* _Required actions_:
- A) According to the passage on Winkhill station, until what year did the station stay open to freight traffic?
- B) Rewrite the part of the passage on Winkhill station that begins with the words "Winkhill railway station" and stops after "opening until 1905.", swapping "hamlet" for "village".

>> BEGIN Passage

Winkhill railway station was a railway station that served the hamlet of Winkhill, Staffordshire. It was opened by the North Staffordshire Railway (NSR) in 1910 and closed to passenger use in 1935, but remained open to freight traffic until 1964.

Construction and opening
The station was on the NSR Waterhouses branch line from Leekbrook Junction to .  The single line branch was authorised on 1 March 1899 by the Leek, Caldon Low, and Hartington Light Railways Order, 1898, and construction took several years, the line not opening until 1905.

The station at Winkhill was a later addition to the line.  Although a station was included in the original tender for construction of the branch line, it wasn't until 1908 that a single siding for freight traffic was provided at the location and another two years before a station was constructed for passenger traffic.

Station layout
The station had a single platform and a single siding with limited goods facilities.

>> END Passage
>> BEGIN Data

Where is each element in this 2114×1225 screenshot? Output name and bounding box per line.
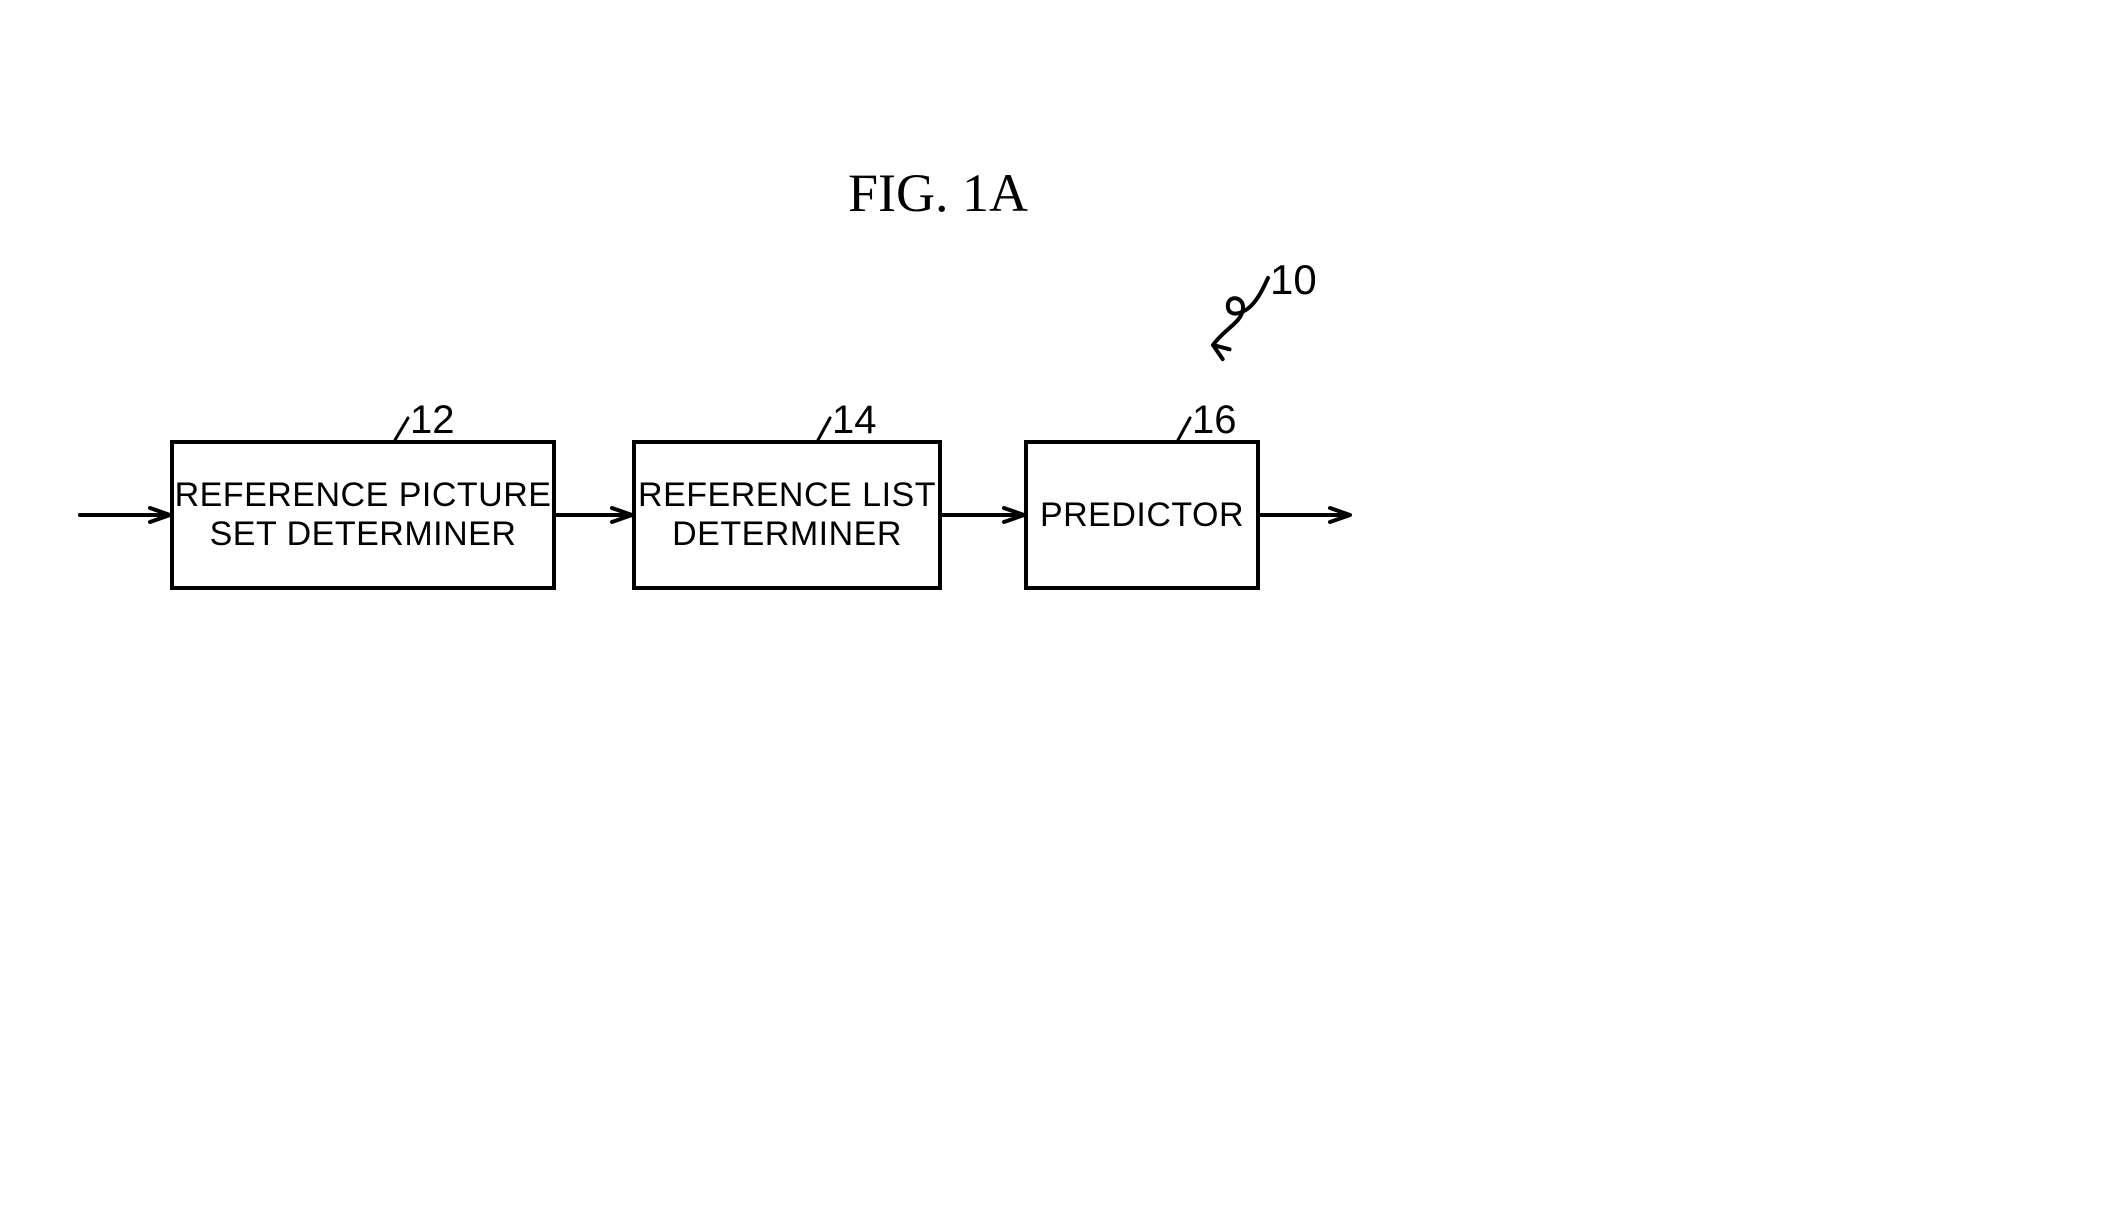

>> END Data

* _Solved problems_:
- A) 1964

- B)
Winkhill railway station was a railway station that served the village of Winkhill, Staffordshire. It was opened by the North Staffordshire Railway (NSR) in 1910 and closed to passenger use in 1935, but remained open to freight traffic until 1964.

Construction and opening
The station was on the NSR Waterhouses branch line from Leekbrook Junction to .  The single line branch was authorised on 1 March 1899 by the Leek, Caldon Low, and Hartington Light Railways Order, 1898, and construction took several years, the line not opening until 1905.